-- Begin RECORDS FOR THIS EXERCISE --
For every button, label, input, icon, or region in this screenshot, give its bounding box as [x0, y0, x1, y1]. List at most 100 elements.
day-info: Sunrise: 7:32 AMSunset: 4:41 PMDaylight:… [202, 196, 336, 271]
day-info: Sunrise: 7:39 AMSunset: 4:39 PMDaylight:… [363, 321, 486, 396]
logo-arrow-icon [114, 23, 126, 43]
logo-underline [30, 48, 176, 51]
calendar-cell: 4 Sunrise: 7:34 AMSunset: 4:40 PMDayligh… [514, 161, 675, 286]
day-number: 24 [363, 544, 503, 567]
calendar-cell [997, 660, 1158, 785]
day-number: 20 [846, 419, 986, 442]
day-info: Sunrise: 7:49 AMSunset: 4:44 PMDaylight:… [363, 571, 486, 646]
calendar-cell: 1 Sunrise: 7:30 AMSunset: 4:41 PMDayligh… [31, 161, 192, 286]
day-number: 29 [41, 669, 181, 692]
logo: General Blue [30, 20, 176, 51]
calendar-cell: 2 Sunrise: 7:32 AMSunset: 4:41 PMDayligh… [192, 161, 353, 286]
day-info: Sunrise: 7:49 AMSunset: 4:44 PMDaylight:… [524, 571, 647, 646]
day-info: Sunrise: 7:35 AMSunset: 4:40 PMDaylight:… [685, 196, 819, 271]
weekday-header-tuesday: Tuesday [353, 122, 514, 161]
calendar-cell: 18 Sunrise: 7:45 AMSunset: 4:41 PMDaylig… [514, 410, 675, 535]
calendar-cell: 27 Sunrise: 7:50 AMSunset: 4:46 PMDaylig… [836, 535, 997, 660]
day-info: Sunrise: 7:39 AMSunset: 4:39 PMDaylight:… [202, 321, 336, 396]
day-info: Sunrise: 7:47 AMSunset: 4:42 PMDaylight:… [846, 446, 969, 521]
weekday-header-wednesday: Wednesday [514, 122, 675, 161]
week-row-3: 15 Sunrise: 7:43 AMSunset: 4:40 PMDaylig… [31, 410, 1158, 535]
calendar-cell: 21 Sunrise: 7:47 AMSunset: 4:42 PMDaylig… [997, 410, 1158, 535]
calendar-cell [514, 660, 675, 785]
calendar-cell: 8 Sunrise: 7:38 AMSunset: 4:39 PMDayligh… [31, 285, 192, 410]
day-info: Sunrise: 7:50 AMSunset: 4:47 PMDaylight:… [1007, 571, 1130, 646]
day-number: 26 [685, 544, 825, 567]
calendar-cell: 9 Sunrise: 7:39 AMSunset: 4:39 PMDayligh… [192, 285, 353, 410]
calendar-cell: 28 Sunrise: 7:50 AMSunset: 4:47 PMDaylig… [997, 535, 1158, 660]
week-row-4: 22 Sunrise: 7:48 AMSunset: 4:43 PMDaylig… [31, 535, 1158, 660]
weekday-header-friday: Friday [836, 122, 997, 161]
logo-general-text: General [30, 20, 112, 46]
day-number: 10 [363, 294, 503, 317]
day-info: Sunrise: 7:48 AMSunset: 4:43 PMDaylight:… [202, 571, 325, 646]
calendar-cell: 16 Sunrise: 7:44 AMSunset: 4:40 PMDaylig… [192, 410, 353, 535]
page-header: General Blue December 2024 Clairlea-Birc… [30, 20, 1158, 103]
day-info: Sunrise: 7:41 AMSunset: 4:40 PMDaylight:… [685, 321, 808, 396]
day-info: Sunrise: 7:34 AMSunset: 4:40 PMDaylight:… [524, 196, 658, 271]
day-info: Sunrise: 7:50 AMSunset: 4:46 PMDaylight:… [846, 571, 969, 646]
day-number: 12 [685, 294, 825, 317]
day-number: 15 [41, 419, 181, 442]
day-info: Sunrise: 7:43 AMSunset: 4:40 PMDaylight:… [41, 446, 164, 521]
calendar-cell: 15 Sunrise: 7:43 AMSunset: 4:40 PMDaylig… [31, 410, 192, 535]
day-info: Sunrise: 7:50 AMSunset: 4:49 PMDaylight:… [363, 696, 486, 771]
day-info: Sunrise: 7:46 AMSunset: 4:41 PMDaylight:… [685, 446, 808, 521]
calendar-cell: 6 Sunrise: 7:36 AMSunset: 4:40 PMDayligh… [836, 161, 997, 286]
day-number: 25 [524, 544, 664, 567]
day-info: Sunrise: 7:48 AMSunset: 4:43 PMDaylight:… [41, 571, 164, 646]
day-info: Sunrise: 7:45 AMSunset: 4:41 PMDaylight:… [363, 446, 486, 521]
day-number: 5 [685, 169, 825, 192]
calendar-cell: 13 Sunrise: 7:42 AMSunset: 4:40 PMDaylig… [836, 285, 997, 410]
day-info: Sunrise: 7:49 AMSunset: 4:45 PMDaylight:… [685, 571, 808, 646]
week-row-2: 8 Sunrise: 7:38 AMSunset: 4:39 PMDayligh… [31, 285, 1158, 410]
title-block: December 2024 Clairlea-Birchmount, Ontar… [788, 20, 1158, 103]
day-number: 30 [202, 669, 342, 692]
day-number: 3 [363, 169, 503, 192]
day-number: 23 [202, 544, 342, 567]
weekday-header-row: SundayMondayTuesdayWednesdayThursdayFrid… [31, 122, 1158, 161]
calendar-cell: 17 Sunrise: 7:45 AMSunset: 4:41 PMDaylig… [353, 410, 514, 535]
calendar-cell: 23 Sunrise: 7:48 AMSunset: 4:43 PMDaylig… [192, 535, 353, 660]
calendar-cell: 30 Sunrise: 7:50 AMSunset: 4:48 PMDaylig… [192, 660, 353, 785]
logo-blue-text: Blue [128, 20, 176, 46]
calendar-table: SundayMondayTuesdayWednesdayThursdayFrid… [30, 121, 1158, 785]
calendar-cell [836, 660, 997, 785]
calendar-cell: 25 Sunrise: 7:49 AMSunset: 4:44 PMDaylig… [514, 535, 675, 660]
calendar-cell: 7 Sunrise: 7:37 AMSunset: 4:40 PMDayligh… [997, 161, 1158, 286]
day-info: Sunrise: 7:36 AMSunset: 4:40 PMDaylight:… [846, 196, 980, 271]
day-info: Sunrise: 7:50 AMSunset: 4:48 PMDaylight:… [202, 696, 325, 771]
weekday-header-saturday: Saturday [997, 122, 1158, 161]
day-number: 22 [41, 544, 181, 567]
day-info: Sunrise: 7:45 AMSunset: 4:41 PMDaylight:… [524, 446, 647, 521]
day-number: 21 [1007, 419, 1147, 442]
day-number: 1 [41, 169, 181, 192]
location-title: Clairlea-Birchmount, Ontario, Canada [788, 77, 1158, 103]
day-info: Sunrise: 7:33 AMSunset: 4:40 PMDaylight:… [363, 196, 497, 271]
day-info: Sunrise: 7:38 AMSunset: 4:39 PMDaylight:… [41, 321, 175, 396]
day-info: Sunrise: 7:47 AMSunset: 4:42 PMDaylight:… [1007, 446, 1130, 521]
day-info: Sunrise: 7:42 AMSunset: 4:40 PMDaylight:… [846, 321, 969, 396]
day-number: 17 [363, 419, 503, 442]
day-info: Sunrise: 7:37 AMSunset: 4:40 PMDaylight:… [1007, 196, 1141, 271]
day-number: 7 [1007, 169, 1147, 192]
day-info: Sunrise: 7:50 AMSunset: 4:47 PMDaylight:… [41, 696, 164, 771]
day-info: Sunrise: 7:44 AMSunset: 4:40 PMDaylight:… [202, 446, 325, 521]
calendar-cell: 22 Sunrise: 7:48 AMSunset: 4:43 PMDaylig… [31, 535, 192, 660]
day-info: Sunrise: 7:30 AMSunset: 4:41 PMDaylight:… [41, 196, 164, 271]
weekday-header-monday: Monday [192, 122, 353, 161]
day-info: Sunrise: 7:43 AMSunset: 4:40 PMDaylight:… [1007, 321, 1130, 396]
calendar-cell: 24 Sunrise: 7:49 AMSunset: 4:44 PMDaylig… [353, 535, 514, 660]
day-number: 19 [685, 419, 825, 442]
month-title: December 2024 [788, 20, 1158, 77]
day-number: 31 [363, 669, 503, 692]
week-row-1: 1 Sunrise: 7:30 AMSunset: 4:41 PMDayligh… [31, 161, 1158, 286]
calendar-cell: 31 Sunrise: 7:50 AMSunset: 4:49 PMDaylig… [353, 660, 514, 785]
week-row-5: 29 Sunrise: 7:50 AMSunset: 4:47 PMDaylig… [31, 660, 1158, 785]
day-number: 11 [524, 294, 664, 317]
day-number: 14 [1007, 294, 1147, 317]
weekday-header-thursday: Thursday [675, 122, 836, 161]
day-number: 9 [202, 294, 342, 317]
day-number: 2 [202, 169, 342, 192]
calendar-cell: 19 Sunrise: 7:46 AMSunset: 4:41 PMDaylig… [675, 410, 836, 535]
-- End RECORDS FOR THIS EXERCISE --
-- Begin RECORDS FOR THIS EXERCISE --
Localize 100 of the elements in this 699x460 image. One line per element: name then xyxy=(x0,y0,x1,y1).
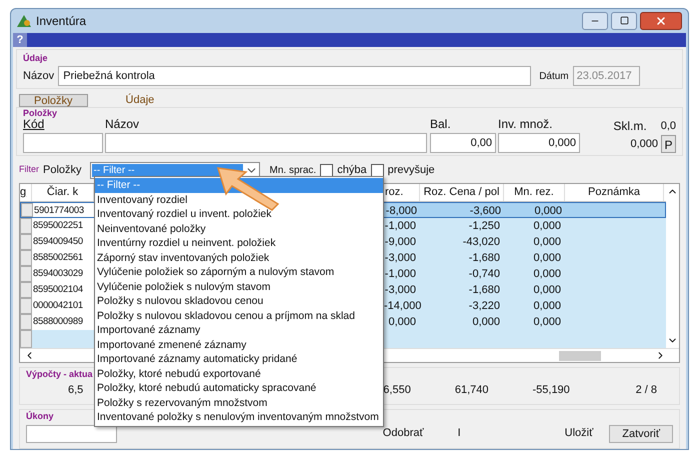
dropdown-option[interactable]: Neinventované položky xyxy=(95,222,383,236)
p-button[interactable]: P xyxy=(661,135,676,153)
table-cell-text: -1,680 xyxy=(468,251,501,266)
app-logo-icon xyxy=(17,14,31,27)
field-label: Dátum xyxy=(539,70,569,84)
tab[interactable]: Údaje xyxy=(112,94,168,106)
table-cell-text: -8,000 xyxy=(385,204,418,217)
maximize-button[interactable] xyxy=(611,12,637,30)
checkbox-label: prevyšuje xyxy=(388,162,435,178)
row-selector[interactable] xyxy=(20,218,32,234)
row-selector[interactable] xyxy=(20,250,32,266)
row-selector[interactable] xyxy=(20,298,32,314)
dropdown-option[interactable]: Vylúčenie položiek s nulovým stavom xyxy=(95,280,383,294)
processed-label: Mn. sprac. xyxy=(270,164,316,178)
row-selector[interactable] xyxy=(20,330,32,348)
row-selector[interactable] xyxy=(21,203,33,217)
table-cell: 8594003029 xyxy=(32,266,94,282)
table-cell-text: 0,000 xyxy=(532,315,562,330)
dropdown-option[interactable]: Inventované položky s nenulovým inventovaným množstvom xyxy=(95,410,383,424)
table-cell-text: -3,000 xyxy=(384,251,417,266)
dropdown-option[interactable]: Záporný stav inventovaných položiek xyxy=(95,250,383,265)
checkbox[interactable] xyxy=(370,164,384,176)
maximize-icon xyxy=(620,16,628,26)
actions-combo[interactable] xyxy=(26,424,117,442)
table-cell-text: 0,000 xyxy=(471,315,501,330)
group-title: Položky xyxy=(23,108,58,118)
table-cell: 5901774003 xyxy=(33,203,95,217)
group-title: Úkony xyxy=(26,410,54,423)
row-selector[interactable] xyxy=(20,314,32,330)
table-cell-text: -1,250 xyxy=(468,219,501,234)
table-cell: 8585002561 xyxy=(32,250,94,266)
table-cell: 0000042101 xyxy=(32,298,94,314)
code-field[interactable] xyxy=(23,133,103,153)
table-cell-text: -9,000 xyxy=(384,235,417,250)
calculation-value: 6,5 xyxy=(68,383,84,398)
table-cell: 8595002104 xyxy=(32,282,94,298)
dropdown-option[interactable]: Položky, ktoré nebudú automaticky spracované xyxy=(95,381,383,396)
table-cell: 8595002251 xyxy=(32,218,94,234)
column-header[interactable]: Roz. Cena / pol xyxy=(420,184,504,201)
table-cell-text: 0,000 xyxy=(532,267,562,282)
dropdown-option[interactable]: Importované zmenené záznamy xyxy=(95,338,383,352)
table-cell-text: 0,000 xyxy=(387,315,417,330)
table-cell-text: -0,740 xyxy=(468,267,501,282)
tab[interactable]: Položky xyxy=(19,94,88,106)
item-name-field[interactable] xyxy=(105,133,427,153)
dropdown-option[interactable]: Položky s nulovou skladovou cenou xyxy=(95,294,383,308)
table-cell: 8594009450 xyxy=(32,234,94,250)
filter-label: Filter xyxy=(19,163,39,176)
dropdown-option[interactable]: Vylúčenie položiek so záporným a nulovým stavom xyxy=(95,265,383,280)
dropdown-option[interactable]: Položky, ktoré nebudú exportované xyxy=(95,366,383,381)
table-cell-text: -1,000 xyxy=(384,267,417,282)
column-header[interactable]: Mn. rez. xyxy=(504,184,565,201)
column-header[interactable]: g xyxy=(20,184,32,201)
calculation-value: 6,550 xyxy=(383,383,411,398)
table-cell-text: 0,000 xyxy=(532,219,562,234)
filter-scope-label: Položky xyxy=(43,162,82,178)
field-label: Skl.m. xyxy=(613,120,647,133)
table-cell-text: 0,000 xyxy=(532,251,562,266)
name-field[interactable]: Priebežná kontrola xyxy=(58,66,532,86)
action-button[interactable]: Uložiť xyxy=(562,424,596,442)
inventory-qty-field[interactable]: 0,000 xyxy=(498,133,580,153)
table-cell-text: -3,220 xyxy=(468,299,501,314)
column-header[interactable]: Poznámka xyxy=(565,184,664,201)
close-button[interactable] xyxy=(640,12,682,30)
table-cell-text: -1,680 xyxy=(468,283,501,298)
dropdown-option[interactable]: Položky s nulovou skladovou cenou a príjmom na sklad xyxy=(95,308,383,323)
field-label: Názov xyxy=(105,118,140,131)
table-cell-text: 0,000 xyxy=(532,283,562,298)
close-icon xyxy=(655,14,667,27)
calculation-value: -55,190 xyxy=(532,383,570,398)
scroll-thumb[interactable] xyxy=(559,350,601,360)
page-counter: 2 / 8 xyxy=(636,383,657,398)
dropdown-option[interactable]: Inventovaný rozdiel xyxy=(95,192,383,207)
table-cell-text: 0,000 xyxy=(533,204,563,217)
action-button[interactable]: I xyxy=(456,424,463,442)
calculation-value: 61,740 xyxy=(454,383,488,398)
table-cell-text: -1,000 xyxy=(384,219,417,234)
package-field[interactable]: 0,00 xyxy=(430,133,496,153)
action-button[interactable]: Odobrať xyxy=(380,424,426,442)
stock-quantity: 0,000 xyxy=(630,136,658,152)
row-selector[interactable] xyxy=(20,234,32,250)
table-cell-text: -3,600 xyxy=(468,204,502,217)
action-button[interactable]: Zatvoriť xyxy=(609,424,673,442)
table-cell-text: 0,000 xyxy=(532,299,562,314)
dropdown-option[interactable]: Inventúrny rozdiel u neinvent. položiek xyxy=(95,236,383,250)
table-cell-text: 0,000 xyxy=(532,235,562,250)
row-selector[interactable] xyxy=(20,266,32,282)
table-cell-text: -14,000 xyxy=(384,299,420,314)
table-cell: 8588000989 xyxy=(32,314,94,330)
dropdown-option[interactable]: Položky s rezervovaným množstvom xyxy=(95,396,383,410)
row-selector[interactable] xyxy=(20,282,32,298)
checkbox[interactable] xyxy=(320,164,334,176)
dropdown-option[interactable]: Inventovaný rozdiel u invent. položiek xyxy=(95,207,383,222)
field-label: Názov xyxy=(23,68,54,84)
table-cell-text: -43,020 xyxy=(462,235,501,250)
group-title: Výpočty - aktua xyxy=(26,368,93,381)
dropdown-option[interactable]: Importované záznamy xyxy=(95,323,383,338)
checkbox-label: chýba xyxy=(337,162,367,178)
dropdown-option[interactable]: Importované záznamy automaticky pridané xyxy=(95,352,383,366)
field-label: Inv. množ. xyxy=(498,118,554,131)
-- End RECORDS FOR THIS EXERCISE --
WHAT IS ASKED: Copy out the data from the line with "dropdown-option[interactable]: Neinventované položky" up to and including the line with "row-selector[interactable] xyxy=(21,203,33,217)".

THE OUTPUT:
dropdown-option[interactable]: Neinventované položky xyxy=(95,222,383,236)
p-button[interactable]: P xyxy=(661,135,676,153)
table-cell-text: -1,680 xyxy=(468,251,501,266)
app-logo-icon xyxy=(17,14,31,27)
field-label: Dátum xyxy=(539,70,569,84)
tab[interactable]: Údaje xyxy=(112,94,168,106)
table-cell-text: -8,000 xyxy=(385,204,418,217)
maximize-button[interactable] xyxy=(611,12,637,30)
checkbox-label: prevyšuje xyxy=(388,162,435,178)
row-selector[interactable] xyxy=(20,218,32,234)
row-selector[interactable] xyxy=(20,250,32,266)
row-selector[interactable] xyxy=(20,298,32,314)
dropdown-option[interactable]: Vylúčenie položiek s nulovým stavom xyxy=(95,280,383,294)
processed-label: Mn. sprac. xyxy=(270,164,316,178)
row-selector[interactable] xyxy=(20,330,32,348)
row-selector[interactable] xyxy=(21,203,33,217)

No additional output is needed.